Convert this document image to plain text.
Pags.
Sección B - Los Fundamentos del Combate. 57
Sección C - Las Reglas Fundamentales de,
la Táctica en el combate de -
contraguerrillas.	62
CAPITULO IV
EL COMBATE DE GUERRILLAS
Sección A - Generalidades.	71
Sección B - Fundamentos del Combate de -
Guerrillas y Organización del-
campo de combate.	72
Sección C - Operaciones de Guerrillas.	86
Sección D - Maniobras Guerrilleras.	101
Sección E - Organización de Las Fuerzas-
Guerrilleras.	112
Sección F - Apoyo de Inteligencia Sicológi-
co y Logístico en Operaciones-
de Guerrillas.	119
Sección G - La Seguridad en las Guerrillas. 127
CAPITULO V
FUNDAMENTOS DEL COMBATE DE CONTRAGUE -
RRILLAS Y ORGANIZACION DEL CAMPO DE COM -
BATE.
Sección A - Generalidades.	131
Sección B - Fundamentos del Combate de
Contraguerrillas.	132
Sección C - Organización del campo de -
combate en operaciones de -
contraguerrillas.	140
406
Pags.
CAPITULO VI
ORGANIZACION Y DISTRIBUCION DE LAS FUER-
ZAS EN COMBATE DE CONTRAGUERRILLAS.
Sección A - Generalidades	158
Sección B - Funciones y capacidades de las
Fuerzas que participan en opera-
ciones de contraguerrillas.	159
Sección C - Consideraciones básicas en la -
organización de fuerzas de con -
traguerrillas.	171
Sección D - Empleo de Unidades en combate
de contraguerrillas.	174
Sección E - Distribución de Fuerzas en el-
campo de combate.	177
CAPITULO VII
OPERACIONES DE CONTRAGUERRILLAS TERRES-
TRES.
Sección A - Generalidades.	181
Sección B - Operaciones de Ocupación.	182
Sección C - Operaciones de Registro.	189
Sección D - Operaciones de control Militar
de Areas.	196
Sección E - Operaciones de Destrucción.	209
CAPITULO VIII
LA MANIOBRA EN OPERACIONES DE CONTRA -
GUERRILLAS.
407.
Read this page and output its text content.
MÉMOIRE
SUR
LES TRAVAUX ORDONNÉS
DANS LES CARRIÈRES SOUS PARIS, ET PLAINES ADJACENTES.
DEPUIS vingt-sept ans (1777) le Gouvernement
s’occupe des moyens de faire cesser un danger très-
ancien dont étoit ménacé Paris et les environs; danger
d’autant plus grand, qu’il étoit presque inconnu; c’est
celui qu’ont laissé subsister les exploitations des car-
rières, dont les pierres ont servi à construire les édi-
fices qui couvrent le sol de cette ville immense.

_EXERCISE REQUIREMENTS:_ Among the entries above, identify all lines with "this" and copy them.

_WRITTEN RESPONSE:_
Convert this document image to plain text.
Read this page and output its text content.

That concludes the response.